Begin Material for the task
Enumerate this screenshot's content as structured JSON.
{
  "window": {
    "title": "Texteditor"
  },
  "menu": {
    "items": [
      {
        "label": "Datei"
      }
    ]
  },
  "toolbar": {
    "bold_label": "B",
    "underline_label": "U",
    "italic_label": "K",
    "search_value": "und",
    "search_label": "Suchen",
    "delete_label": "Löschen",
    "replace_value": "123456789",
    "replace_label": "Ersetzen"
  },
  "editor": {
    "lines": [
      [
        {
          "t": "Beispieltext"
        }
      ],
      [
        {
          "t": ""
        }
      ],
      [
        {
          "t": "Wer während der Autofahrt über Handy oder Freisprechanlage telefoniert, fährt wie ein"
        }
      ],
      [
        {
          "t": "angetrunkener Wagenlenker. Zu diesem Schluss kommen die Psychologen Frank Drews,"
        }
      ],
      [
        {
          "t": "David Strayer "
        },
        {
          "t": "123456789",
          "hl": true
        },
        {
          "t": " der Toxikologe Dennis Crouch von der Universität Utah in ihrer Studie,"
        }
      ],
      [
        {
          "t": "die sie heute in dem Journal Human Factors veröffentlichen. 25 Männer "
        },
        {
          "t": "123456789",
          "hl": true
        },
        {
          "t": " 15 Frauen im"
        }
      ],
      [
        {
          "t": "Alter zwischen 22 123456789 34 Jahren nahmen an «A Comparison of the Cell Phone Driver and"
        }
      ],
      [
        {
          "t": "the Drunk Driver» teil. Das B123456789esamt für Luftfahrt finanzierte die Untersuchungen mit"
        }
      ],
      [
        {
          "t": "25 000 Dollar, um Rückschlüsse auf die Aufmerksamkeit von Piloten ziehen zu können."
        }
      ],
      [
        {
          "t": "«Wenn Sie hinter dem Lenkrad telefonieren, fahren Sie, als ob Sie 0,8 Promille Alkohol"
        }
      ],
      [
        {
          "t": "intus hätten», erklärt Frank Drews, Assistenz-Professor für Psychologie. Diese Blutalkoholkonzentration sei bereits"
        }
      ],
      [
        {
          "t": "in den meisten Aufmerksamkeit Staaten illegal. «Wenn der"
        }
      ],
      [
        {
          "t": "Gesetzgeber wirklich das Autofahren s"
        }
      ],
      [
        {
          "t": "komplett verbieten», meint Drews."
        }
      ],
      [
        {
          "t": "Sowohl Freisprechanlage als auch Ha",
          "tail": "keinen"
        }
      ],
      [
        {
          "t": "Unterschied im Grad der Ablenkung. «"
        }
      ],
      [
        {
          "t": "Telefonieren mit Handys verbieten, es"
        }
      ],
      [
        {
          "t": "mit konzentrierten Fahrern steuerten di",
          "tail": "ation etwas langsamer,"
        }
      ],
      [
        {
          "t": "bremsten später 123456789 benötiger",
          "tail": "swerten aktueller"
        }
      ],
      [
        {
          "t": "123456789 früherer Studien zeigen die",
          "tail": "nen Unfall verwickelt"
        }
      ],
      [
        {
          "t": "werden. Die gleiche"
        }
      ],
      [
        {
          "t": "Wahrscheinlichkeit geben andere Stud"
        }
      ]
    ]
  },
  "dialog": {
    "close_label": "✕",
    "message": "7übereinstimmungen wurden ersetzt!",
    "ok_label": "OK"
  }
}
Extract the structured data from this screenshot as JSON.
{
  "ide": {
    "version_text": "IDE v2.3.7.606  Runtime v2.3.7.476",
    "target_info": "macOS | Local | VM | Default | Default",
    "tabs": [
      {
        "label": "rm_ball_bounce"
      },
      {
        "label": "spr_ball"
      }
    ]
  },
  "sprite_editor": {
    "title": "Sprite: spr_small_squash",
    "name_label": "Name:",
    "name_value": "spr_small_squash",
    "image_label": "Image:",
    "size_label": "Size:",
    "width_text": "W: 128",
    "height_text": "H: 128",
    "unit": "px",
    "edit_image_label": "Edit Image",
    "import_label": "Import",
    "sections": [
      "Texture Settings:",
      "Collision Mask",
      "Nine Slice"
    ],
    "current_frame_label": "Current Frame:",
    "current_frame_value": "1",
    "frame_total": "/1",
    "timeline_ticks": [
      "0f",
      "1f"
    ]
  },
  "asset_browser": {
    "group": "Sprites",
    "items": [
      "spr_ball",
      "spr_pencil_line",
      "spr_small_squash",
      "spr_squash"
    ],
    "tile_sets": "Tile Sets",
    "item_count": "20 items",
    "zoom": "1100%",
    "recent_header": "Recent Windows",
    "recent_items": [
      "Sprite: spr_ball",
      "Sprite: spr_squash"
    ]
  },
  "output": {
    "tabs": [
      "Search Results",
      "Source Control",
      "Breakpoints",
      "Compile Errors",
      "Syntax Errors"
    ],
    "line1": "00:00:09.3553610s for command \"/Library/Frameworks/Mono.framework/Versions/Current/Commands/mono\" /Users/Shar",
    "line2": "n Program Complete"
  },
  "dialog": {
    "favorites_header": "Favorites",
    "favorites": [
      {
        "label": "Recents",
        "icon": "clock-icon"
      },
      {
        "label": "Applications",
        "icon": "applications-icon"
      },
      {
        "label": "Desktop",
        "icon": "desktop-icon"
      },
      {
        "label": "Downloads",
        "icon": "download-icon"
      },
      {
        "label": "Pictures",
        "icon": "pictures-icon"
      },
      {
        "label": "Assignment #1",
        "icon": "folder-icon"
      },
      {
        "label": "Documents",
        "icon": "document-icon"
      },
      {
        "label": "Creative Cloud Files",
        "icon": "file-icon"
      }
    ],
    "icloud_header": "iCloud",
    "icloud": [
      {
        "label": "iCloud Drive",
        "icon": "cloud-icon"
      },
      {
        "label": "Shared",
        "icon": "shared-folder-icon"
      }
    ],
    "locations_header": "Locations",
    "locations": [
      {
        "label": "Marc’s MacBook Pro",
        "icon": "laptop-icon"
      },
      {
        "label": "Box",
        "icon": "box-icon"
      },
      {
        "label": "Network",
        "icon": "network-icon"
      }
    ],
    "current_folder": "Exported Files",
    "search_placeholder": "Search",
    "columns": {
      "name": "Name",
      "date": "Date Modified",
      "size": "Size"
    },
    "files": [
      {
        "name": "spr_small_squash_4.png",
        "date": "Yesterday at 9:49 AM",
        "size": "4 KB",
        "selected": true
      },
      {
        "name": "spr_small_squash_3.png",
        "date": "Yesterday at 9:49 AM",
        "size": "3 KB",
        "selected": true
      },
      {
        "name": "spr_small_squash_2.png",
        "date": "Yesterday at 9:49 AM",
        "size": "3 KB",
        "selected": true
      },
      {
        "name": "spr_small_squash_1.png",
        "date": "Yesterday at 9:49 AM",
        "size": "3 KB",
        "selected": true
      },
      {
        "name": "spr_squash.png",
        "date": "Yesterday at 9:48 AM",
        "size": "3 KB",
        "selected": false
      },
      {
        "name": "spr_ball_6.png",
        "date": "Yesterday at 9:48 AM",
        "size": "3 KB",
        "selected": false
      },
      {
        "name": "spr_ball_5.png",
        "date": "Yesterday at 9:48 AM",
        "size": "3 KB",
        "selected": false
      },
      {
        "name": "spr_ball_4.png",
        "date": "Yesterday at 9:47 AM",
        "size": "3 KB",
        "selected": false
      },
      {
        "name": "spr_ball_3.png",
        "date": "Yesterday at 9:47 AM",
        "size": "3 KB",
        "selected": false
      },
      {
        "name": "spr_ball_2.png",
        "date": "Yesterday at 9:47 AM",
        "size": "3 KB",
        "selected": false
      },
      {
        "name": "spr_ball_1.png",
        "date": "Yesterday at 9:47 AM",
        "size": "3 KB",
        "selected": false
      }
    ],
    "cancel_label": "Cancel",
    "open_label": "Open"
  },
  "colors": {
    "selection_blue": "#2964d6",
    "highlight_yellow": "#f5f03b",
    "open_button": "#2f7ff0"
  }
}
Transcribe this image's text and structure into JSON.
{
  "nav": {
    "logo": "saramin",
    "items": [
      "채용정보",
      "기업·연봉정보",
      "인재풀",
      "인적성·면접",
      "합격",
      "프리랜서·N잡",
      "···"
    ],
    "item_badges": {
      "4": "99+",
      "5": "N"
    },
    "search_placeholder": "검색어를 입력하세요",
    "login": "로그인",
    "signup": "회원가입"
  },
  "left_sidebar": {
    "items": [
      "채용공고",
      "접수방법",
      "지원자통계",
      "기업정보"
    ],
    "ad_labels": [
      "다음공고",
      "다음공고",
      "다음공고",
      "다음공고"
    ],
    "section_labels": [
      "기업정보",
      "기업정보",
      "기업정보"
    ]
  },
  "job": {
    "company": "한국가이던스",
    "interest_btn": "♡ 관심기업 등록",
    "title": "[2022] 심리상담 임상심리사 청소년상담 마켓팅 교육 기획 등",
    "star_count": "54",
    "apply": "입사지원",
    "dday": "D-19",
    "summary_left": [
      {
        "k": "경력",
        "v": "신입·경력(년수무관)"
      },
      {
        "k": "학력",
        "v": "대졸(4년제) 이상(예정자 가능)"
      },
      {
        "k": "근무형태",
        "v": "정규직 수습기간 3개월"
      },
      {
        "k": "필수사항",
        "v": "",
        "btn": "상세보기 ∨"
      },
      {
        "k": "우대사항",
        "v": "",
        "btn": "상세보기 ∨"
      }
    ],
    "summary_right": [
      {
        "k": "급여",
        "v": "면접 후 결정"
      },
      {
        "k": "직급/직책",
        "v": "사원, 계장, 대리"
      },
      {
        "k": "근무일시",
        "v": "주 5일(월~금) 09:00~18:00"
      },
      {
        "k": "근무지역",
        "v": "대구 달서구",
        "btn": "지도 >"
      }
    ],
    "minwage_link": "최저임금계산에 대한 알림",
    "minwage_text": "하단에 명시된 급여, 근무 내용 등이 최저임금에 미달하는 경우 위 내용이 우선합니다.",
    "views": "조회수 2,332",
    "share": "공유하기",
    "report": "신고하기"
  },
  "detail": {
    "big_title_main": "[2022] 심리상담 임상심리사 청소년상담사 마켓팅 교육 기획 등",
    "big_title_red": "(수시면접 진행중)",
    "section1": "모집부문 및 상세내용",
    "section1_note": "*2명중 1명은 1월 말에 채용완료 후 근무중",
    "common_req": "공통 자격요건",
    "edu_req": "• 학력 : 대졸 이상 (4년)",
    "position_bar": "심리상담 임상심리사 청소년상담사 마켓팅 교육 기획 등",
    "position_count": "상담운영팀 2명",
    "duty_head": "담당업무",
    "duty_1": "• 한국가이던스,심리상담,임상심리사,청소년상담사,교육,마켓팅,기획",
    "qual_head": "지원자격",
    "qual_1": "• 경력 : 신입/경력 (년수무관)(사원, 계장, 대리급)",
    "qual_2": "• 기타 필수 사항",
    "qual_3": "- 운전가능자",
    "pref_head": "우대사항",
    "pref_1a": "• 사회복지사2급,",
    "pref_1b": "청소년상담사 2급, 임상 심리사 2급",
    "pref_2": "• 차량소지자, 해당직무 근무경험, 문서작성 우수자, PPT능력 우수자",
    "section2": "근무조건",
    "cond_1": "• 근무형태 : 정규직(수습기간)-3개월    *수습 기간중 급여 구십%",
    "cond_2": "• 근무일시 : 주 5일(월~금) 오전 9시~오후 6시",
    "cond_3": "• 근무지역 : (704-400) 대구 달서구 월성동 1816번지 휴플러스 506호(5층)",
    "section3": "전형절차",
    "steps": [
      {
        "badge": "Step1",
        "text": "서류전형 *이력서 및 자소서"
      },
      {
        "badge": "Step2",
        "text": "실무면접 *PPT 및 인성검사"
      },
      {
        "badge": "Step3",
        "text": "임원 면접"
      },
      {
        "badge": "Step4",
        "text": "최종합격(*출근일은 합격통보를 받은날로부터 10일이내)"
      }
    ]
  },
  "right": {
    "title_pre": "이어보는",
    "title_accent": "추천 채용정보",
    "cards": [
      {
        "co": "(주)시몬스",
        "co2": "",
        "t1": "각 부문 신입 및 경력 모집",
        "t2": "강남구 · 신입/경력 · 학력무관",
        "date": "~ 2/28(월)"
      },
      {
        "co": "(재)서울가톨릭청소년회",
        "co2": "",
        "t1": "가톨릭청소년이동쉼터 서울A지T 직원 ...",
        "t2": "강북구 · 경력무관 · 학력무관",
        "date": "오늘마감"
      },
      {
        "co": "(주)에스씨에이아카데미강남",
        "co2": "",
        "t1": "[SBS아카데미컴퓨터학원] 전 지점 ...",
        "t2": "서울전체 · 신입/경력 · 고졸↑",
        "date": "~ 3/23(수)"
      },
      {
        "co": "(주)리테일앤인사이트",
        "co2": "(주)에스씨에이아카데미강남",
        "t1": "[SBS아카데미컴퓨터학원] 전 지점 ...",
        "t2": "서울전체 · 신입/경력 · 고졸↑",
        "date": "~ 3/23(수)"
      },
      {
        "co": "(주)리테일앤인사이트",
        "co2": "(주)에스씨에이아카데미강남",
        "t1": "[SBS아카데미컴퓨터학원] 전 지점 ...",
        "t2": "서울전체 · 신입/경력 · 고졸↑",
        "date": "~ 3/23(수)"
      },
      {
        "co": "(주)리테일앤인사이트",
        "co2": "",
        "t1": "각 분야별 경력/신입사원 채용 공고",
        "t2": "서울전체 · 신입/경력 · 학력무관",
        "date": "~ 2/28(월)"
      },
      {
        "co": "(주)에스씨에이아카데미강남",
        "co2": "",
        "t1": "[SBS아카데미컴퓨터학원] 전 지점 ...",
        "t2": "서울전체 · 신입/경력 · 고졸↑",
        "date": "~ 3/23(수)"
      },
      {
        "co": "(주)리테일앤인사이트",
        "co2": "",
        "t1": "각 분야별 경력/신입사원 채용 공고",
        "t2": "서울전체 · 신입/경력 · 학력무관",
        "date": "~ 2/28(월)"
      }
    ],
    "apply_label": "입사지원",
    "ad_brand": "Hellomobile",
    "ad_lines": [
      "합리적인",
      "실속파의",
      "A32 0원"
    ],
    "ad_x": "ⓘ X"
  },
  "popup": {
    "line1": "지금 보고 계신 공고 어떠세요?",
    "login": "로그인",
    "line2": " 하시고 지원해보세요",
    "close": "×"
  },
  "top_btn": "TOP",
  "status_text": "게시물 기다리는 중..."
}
End Material for the task
● **Work required**
Filter the data for the string "Drews" and copy every line that has it.

● **Solved exercise**
          "t": "angetrunkener Wagenlenker. Zu diesem Schluss kommen die Psychologen Frank Drews,"
          "t": "intus hätten», erklärt Frank Drews, Assistenz-Professor für Psychologie. Diese Blutalkoholkonzentration sei bereits"
          "t": "komplett verbieten», meint Drews."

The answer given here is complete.